**PROBLEM TO WORK ON:** Your task is to copy the listing exactly. Drop any pictures from the copy.

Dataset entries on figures
== == ==
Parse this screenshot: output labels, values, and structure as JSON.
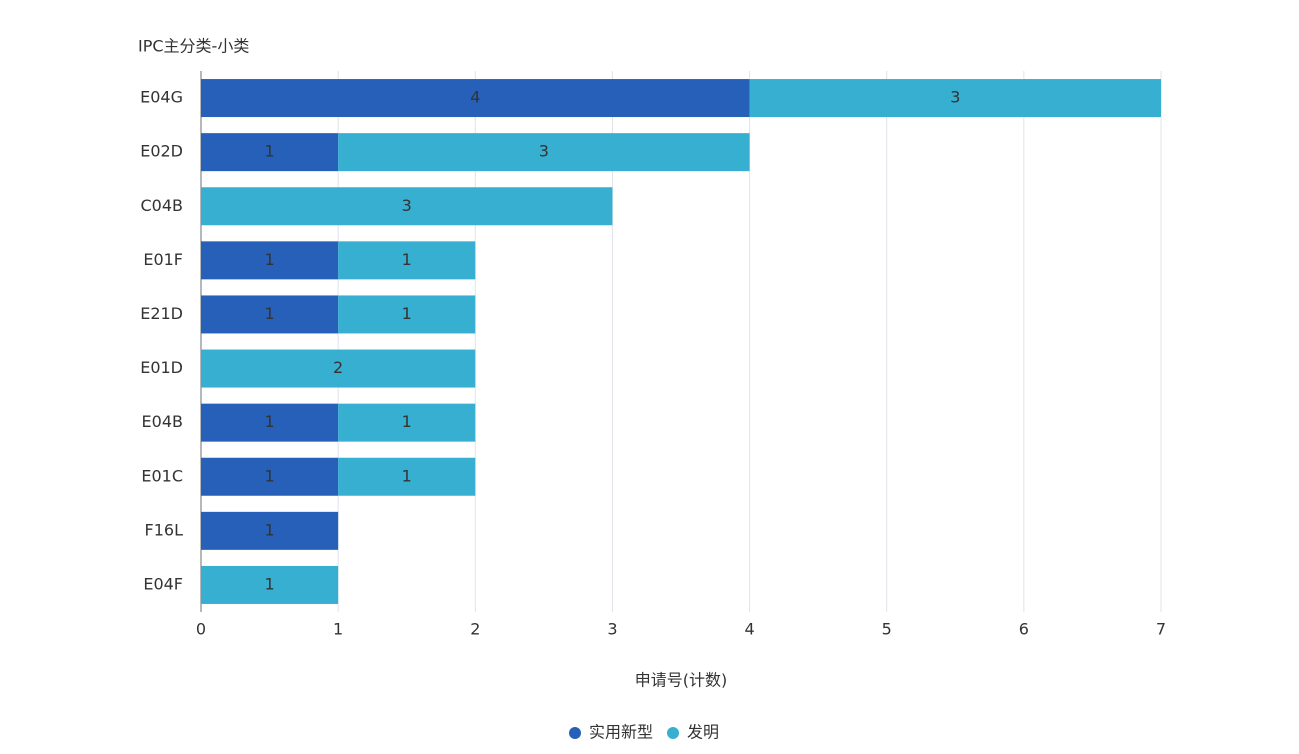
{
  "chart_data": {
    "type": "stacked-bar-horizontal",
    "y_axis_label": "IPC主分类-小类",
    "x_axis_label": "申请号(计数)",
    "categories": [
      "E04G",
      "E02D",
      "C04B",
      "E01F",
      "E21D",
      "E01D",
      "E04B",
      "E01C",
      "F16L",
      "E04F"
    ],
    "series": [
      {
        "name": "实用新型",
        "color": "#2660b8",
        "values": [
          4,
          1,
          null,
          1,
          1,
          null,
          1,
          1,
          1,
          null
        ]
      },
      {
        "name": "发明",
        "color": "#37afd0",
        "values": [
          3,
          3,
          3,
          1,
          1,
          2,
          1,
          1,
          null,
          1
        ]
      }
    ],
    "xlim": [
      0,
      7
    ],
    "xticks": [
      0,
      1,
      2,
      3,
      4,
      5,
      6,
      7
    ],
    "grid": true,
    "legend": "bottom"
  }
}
== == ==
**COMPLETE OUTPUT:**
Parse this screenshot: output labels, values, and structure as JSON.
{
  "chart_data": {
    "type": "stacked-bar-horizontal",
    "y_axis_label": "IPC主分类-小类",
    "x_axis_label": "申请号(计数)",
    "categories": [
      "E04G",
      "E02D",
      "C04B",
      "E01F",
      "E21D",
      "E01D",
      "E04B",
      "E01C",
      "F16L",
      "E04F"
    ],
    "series": [
      {
        "name": "实用新型",
        "color": "#2660b8",
        "values": [
          4,
          1,
          null,
          1,
          1,
          null,
          1,
          1,
          1,
          null
        ]
      },
      {
        "name": "发明",
        "color": "#37afd0",
        "values": [
          3,
          3,
          3,
          1,
          1,
          2,
          1,
          1,
          null,
          1
        ]
      }
    ],
    "xlim": [
      0,
      7
    ],
    "xticks": [
      0,
      1,
      2,
      3,
      4,
      5,
      6,
      7
    ],
    "grid": true,
    "legend": "bottom"
  }
}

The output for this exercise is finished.